[Recorded data]
________

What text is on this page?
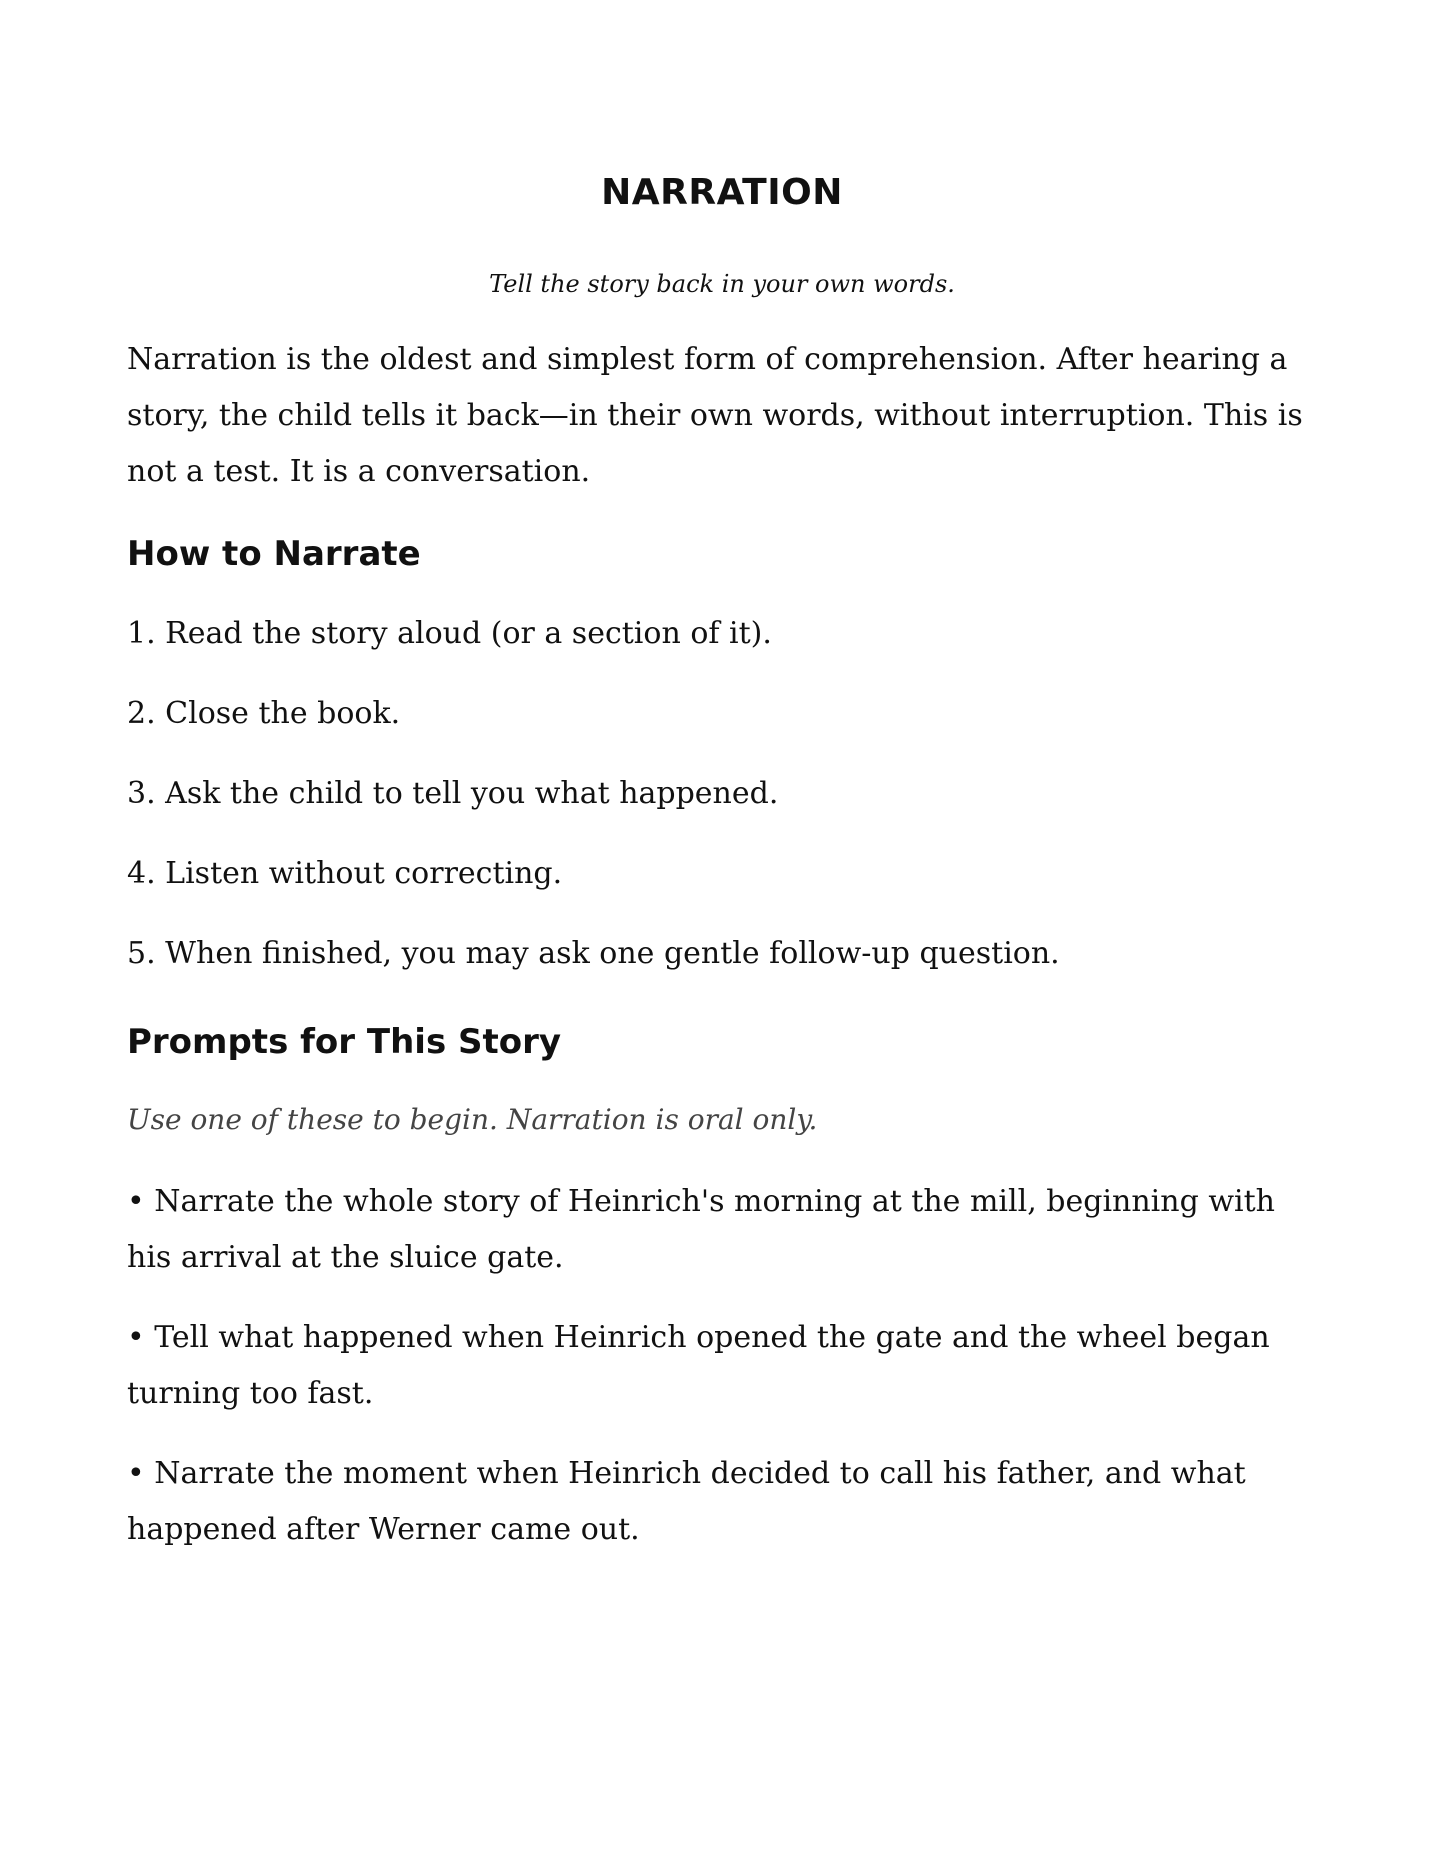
NARRATION

Tell the story back in your own words.

Narration is the oldest and simplest form of comprehension. After hearing a story, the child tells it back—in their own words, without interruption. This is not a test. It is a conversation.

How to Narrate
1. Read the story aloud (or a section of it).
2. Close the book.
3. Ask the child to tell you what happened.
4. Listen without correcting.
5. When finished, you may ask one gentle follow-up question.
Prompts for This Story

Use one of these to begin. Narration is oral only.

• Narrate the whole story of Heinrich's morning at the mill, beginning with his arrival at the sluice gate.
• Tell what happened when Heinrich opened the gate and the wheel began turning too fast.
• Narrate the moment when Heinrich decided to call his father, and what happened after Werner came out.
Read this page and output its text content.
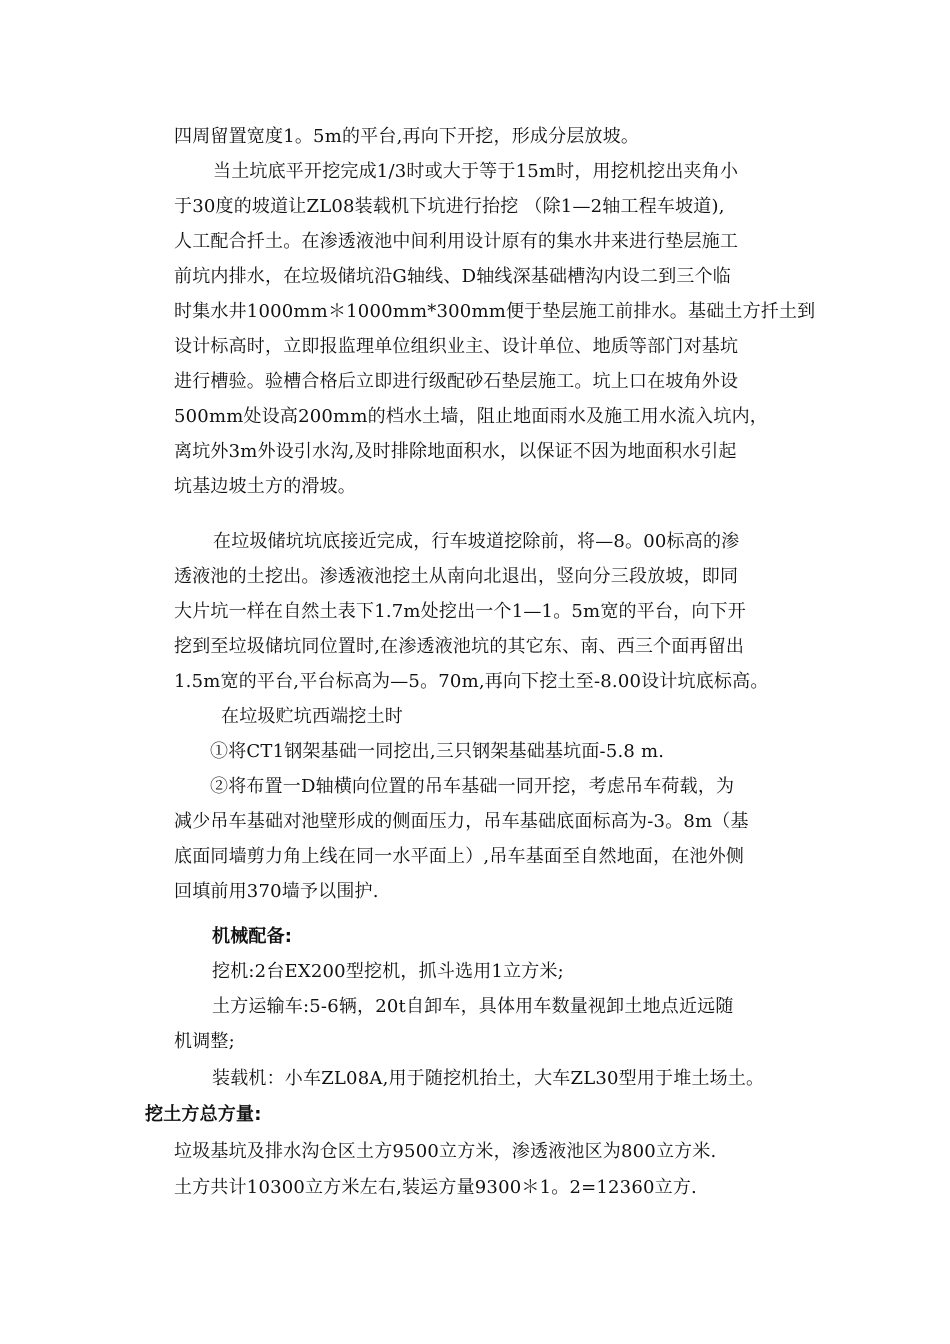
四周留置宽度1。5m的平台,再向下开挖，形成分层放坡。
当土坑底平开挖完成1/3时或大于等于15m时，用挖机挖出夹角小
于30度的坡道让ZL08装载机下坑进行抬挖 （除1—2轴工程车坡道),
人工配合扦土。在渗透液池中间利用设计原有的集水井来进行垫层施工
前坑内排水，在垃圾储坑沿G轴线、D轴线深基础槽沟内设二到三个临
时集水井1000mm＊1000mm*300mm便于垫层施工前排水。基础土方扦土到
设计标高时，立即报监理单位组织业主、设计单位、地质等部门对基坑
进行槽验。验槽合格后立即进行级配砂石垫层施工。坑上口在坡角外设
500mm处设高200mm的档水土墙，阻止地面雨水及施工用水流入坑内，
离坑外3m外设引水沟,及时排除地面积水，以保证不因为地面积水引起
坑基边坡土方的滑坡。
在垃圾储坑坑底接近完成，行车坡道挖除前，将—8。00标高的渗
透液池的土挖出。渗透液池挖土从南向北退出，竖向分三段放坡，即同
大片坑一样在自然土表下1.7m处挖出一个1—1。5m宽的平台，向下开
挖到至垃圾储坑同位置时,在渗透液池坑的其它东、南、西三个面再留出
1.5m宽的平台,平台标高为—5。70m,再向下挖土至-8.00设计坑底标高。
在垃圾贮坑西端挖土时
①将CT1钢架基础一同挖出,三只钢架基础基坑面-5.8 m.
②将布置一D轴横向位置的吊车基础一同开挖，考虑吊车荷载，为
减少吊车基础对池壁形成的侧面压力，吊车基础底面标高为-3。8m（基
底面同墙剪力角上线在同一水平面上）,吊车基面至自然地面，在池外侧
回填前用370墙予以围护.
机械配备:
挖机:2台EX200型挖机，抓斗选用1立方米;
土方运输车:5-6辆，20t自卸车，具体用车数量视卸土地点近远随
机调整;
装载机：小车ZL08A,用于随挖机抬土，大车ZL30型用于堆土场土。
挖土方总方量:
垃圾基坑及排水沟仓区土方9500立方米，渗透液池区为800立方米.
土方共计10300立方米左右,装运方量9300＊1。2=12360立方.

________

— WHAT YOU WILL DO —
Each record above must be returned exactly as written, with its pictures omitted.

— OUTPUT OF THE EXERCISE —
What text is on this page?
NARRATION

Tell the story back in your own words.

Narration is the oldest and simplest form of comprehension. After hearing a story, the child tells it back—in their own words, without interruption. This is not a test. It is a conversation.

How to Narrate
1. Read the story aloud (or a section of it).
2. Close the book.
3. Ask the child to tell you what happened.
4. Listen without correcting.
5. When finished, you may ask one gentle follow-up question.
Prompts for This Story

Use one of these to begin. Narration is oral only.

• Narrate the whole story of Heinrich's morning at the mill, beginning with his arrival at the sluice gate.
• Tell what happened when Heinrich opened the gate and the wheel began turning too fast.
• Narrate the moment when Heinrich decided to call his father, and what happened after Werner came out.
Read this page and output its text content.
四周留置宽度1。5m的平台,再向下开挖，形成分层放坡。
当土坑底平开挖完成1/3时或大于等于15m时，用挖机挖出夹角小
于30度的坡道让ZL08装载机下坑进行抬挖 （除1—2轴工程车坡道),
人工配合扦土。在渗透液池中间利用设计原有的集水井来进行垫层施工
前坑内排水，在垃圾储坑沿G轴线、D轴线深基础槽沟内设二到三个临
时集水井1000mm＊1000mm*300mm便于垫层施工前排水。基础土方扦土到
设计标高时，立即报监理单位组织业主、设计单位、地质等部门对基坑
进行槽验。验槽合格后立即进行级配砂石垫层施工。坑上口在坡角外设
500mm处设高200mm的档水土墙，阻止地面雨水及施工用水流入坑内，
离坑外3m外设引水沟,及时排除地面积水，以保证不因为地面积水引起
坑基边坡土方的滑坡。
在垃圾储坑坑底接近完成，行车坡道挖除前，将—8。00标高的渗
透液池的土挖出。渗透液池挖土从南向北退出，竖向分三段放坡，即同
大片坑一样在自然土表下1.7m处挖出一个1—1。5m宽的平台，向下开
挖到至垃圾储坑同位置时,在渗透液池坑的其它东、南、西三个面再留出
1.5m宽的平台,平台标高为—5。70m,再向下挖土至-8.00设计坑底标高。
在垃圾贮坑西端挖土时
①将CT1钢架基础一同挖出,三只钢架基础基坑面-5.8 m.
②将布置一D轴横向位置的吊车基础一同开挖，考虑吊车荷载，为
减少吊车基础对池壁形成的侧面压力，吊车基础底面标高为-3。8m（基
底面同墙剪力角上线在同一水平面上）,吊车基面至自然地面，在池外侧
回填前用370墙予以围护.
机械配备:
挖机:2台EX200型挖机，抓斗选用1立方米;
土方运输车:5-6辆，20t自卸车，具体用车数量视卸土地点近远随
机调整;
装载机：小车ZL08A,用于随挖机抬土，大车ZL30型用于堆土场土。
挖土方总方量:
垃圾基坑及排水沟仓区土方9500立方米，渗透液池区为800立方米.
土方共计10300立方米左右,装运方量9300＊1。2=12360立方.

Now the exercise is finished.